Answer with the number of lines in the listing below that contain the word "page", and nothing else.

Saved entries:
================================

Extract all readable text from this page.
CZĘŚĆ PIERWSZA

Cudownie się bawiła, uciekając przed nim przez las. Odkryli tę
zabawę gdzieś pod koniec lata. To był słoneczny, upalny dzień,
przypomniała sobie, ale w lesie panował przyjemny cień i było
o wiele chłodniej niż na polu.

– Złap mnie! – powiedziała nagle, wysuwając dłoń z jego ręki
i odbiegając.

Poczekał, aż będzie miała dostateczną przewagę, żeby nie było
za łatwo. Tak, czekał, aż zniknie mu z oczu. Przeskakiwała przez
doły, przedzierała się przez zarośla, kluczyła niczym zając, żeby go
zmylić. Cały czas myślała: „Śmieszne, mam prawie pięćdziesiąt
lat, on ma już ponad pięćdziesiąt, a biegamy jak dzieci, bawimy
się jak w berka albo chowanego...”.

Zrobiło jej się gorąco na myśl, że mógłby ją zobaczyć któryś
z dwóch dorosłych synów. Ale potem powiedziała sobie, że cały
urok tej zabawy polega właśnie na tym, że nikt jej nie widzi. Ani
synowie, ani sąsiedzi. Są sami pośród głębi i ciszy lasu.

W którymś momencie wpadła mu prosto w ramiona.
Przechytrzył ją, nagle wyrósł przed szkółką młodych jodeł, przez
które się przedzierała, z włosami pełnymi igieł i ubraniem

================================

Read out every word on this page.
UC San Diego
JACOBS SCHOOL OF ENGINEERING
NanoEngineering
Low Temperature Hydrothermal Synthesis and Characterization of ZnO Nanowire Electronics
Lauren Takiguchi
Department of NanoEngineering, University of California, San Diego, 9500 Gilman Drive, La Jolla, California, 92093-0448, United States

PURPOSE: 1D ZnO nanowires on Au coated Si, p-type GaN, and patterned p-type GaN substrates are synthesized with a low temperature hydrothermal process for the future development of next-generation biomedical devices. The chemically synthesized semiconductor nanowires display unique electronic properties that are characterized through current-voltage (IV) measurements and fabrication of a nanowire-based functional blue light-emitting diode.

================================

# [Worked answer]
2